What is asked — Below is a block of records; repeat each one exactly.

— Start Supplied data —

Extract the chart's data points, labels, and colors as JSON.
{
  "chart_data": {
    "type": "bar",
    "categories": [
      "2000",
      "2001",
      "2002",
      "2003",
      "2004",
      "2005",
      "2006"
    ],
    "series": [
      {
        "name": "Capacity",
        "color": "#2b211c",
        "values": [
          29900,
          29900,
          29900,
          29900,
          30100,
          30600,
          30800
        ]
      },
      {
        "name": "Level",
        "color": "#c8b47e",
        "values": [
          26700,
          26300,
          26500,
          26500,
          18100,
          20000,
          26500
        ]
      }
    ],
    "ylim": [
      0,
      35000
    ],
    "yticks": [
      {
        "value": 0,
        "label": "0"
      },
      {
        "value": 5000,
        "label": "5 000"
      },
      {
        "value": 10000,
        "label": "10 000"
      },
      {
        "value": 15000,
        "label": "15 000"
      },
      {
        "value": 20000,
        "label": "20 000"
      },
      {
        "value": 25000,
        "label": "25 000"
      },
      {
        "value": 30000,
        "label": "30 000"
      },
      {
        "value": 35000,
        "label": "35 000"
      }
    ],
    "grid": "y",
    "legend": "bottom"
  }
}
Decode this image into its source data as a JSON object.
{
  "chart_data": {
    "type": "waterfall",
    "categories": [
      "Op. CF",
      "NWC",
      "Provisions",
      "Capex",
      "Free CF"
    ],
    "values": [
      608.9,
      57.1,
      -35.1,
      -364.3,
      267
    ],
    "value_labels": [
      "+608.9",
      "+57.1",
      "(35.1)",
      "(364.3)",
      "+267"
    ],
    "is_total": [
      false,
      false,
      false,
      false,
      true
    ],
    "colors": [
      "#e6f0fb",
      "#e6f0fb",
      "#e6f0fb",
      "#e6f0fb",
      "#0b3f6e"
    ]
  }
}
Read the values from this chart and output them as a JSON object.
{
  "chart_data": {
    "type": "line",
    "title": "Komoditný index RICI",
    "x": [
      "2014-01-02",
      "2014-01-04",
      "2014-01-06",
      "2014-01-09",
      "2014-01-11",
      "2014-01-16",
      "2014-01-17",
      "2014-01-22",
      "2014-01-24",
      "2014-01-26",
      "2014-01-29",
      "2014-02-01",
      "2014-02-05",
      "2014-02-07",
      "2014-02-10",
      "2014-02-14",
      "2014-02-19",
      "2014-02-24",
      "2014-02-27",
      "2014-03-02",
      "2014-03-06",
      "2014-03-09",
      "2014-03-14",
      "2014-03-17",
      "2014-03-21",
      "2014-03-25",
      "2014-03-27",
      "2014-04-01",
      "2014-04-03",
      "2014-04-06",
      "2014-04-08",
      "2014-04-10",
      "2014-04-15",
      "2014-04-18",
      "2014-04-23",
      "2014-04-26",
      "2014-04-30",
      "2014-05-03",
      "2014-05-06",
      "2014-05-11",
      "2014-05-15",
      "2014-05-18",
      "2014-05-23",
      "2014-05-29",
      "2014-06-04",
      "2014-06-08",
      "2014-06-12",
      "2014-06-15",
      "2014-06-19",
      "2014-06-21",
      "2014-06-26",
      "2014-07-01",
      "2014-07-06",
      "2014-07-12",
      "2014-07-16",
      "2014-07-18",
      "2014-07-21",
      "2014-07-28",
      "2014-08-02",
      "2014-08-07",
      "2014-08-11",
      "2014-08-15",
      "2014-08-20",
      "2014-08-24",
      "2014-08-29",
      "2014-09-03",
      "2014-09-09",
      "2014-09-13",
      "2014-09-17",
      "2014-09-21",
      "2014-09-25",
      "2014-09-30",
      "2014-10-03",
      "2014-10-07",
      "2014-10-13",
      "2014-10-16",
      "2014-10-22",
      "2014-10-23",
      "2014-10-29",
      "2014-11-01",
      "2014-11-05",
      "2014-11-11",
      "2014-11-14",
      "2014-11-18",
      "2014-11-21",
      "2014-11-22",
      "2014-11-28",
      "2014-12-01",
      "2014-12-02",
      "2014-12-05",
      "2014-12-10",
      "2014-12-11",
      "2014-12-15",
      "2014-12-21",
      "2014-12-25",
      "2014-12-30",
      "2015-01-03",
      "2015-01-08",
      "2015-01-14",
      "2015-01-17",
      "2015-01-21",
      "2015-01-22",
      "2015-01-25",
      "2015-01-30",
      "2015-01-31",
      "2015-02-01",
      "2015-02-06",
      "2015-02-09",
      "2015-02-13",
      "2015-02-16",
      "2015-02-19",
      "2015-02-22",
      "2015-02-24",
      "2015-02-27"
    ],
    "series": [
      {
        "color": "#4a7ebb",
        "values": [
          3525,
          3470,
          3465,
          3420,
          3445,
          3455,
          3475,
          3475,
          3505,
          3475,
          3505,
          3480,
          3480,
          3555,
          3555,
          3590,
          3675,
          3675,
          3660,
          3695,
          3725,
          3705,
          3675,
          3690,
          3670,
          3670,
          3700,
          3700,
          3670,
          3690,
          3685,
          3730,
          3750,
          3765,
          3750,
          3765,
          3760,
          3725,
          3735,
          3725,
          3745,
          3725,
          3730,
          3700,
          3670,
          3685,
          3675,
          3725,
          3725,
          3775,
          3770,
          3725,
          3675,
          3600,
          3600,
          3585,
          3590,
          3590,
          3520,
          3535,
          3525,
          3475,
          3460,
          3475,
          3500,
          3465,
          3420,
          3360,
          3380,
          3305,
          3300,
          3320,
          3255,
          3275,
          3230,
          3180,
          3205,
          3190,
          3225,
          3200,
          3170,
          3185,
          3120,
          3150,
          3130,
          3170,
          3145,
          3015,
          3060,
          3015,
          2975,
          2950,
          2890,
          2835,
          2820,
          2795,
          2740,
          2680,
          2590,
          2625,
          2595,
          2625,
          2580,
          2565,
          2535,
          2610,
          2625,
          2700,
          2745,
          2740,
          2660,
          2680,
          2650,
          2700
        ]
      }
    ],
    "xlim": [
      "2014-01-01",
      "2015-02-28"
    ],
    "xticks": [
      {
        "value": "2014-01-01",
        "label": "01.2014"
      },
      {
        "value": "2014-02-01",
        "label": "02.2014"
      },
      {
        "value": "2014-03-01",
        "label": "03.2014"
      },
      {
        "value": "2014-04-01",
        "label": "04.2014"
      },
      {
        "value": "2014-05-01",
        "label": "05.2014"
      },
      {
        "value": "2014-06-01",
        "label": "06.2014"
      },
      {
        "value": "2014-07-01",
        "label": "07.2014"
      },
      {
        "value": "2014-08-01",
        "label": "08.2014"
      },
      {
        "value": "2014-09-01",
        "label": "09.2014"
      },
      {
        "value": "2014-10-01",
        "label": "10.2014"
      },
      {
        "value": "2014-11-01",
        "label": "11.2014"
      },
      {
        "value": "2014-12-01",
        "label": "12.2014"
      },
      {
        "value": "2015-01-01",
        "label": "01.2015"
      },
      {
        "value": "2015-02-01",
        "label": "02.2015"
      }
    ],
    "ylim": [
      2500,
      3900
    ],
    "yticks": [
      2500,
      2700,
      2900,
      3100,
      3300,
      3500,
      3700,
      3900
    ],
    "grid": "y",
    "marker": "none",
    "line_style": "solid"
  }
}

— End Supplied data —

Written answer —
Extract the chart's data points, labels, and colors as JSON.
{
  "chart_data": {
    "type": "bar",
    "categories": [
      "2000",
      "2001",
      "2002",
      "2003",
      "2004",
      "2005",
      "2006"
    ],
    "series": [
      {
        "name": "Capacity",
        "color": "#2b211c",
        "values": [
          29900,
          29900,
          29900,
          29900,
          30100,
          30600,
          30800
        ]
      },
      {
        "name": "Level",
        "color": "#c8b47e",
        "values": [
          26700,
          26300,
          26500,
          26500,
          18100,
          20000,
          26500
        ]
      }
    ],
    "ylim": [
      0,
      35000
    ],
    "yticks": [
      {
        "value": 0,
        "label": "0"
      },
      {
        "value": 5000,
        "label": "5 000"
      },
      {
        "value": 10000,
        "label": "10 000"
      },
      {
        "value": 15000,
        "label": "15 000"
      },
      {
        "value": 20000,
        "label": "20 000"
      },
      {
        "value": 25000,
        "label": "25 000"
      },
      {
        "value": 30000,
        "label": "30 000"
      },
      {
        "value": 35000,
        "label": "35 000"
      }
    ],
    "grid": "y",
    "legend": "bottom"
  }
}
Decode this image into its source data as a JSON object.
{
  "chart_data": {
    "type": "waterfall",
    "categories": [
      "Op. CF",
      "NWC",
      "Provisions",
      "Capex",
      "Free CF"
    ],
    "values": [
      608.9,
      57.1,
      -35.1,
      -364.3,
      267
    ],
    "value_labels": [
      "+608.9",
      "+57.1",
      "(35.1)",
      "(364.3)",
      "+267"
    ],
    "is_total": [
      false,
      false,
      false,
      false,
      true
    ],
    "colors": [
      "#e6f0fb",
      "#e6f0fb",
      "#e6f0fb",
      "#e6f0fb",
      "#0b3f6e"
    ]
  }
}
Read the values from this chart and output them as a JSON object.
{
  "chart_data": {
    "type": "line",
    "title": "Komoditný index RICI",
    "x": [
      "2014-01-02",
      "2014-01-04",
      "2014-01-06",
      "2014-01-09",
      "2014-01-11",
      "2014-01-16",
      "2014-01-17",
      "2014-01-22",
      "2014-01-24",
      "2014-01-26",
      "2014-01-29",
      "2014-02-01",
      "2014-02-05",
      "2014-02-07",
      "2014-02-10",
      "2014-02-14",
      "2014-02-19",
      "2014-02-24",
      "2014-02-27",
      "2014-03-02",
      "2014-03-06",
      "2014-03-09",
      "2014-03-14",
      "2014-03-17",
      "2014-03-21",
      "2014-03-25",
      "2014-03-27",
      "2014-04-01",
      "2014-04-03",
      "2014-04-06",
      "2014-04-08",
      "2014-04-10",
      "2014-04-15",
      "2014-04-18",
      "2014-04-23",
      "2014-04-26",
      "2014-04-30",
      "2014-05-03",
      "2014-05-06",
      "2014-05-11",
      "2014-05-15",
      "2014-05-18",
      "2014-05-23",
      "2014-05-29",
      "2014-06-04",
      "2014-06-08",
      "2014-06-12",
      "2014-06-15",
      "2014-06-19",
      "2014-06-21",
      "2014-06-26",
      "2014-07-01",
      "2014-07-06",
      "2014-07-12",
      "2014-07-16",
      "2014-07-18",
      "2014-07-21",
      "2014-07-28",
      "2014-08-02",
      "2014-08-07",
      "2014-08-11",
      "2014-08-15",
      "2014-08-20",
      "2014-08-24",
      "2014-08-29",
      "2014-09-03",
      "2014-09-09",
      "2014-09-13",
      "2014-09-17",
      "2014-09-21",
      "2014-09-25",
      "2014-09-30",
      "2014-10-03",
      "2014-10-07",
      "2014-10-13",
      "2014-10-16",
      "2014-10-22",
      "2014-10-23",
      "2014-10-29",
      "2014-11-01",
      "2014-11-05",
      "2014-11-11",
      "2014-11-14",
      "2014-11-18",
      "2014-11-21",
      "2014-11-22",
      "2014-11-28",
      "2014-12-01",
      "2014-12-02",
      "2014-12-05",
      "2014-12-10",
      "2014-12-11",
      "2014-12-15",
      "2014-12-21",
      "2014-12-25",
      "2014-12-30",
      "2015-01-03",
      "2015-01-08",
      "2015-01-14",
      "2015-01-17",
      "2015-01-21",
      "2015-01-22",
      "2015-01-25",
      "2015-01-30",
      "2015-01-31",
      "2015-02-01",
      "2015-02-06",
      "2015-02-09",
      "2015-02-13",
      "2015-02-16",
      "2015-02-19",
      "2015-02-22",
      "2015-02-24",
      "2015-02-27"
    ],
    "series": [
      {
        "color": "#4a7ebb",
        "values": [
          3525,
          3470,
          3465,
          3420,
          3445,
          3455,
          3475,
          3475,
          3505,
          3475,
          3505,
          3480,
          3480,
          3555,
          3555,
          3590,
          3675,
          3675,
          3660,
          3695,
          3725,
          3705,
          3675,
          3690,
          3670,
          3670,
          3700,
          3700,
          3670,
          3690,
          3685,
          3730,
          3750,
          3765,
          3750,
          3765,
          3760,
          3725,
          3735,
          3725,
          3745,
          3725,
          3730,
          3700,
          3670,
          3685,
          3675,
          3725,
          3725,
          3775,
          3770,
          3725,
          3675,
          3600,
          3600,
          3585,
          3590,
          3590,
          3520,
          3535,
          3525,
          3475,
          3460,
          3475,
          3500,
          3465,
          3420,
          3360,
          3380,
          3305,
          3300,
          3320,
          3255,
          3275,
          3230,
          3180,
          3205,
          3190,
          3225,
          3200,
          3170,
          3185,
          3120,
          3150,
          3130,
          3170,
          3145,
          3015,
          3060,
          3015,
          2975,
          2950,
          2890,
          2835,
          2820,
          2795,
          2740,
          2680,
          2590,
          2625,
          2595,
          2625,
          2580,
          2565,
          2535,
          2610,
          2625,
          2700,
          2745,
          2740,
          2660,
          2680,
          2650,
          2700
        ]
      }
    ],
    "xlim": [
      "2014-01-01",
      "2015-02-28"
    ],
    "xticks": [
      {
        "value": "2014-01-01",
        "label": "01.2014"
      },
      {
        "value": "2014-02-01",
        "label": "02.2014"
      },
      {
        "value": "2014-03-01",
        "label": "03.2014"
      },
      {
        "value": "2014-04-01",
        "label": "04.2014"
      },
      {
        "value": "2014-05-01",
        "label": "05.2014"
      },
      {
        "value": "2014-06-01",
        "label": "06.2014"
      },
      {
        "value": "2014-07-01",
        "label": "07.2014"
      },
      {
        "value": "2014-08-01",
        "label": "08.2014"
      },
      {
        "value": "2014-09-01",
        "label": "09.2014"
      },
      {
        "value": "2014-10-01",
        "label": "10.2014"
      },
      {
        "value": "2014-11-01",
        "label": "11.2014"
      },
      {
        "value": "2014-12-01",
        "label": "12.2014"
      },
      {
        "value": "2015-01-01",
        "label": "01.2015"
      },
      {
        "value": "2015-02-01",
        "label": "02.2015"
      }
    ],
    "ylim": [
      2500,
      3900
    ],
    "yticks": [
      2500,
      2700,
      2900,
      3100,
      3300,
      3500,
      3700,
      3900
    ],
    "grid": "y",
    "marker": "none",
    "line_style": "solid"
  }
}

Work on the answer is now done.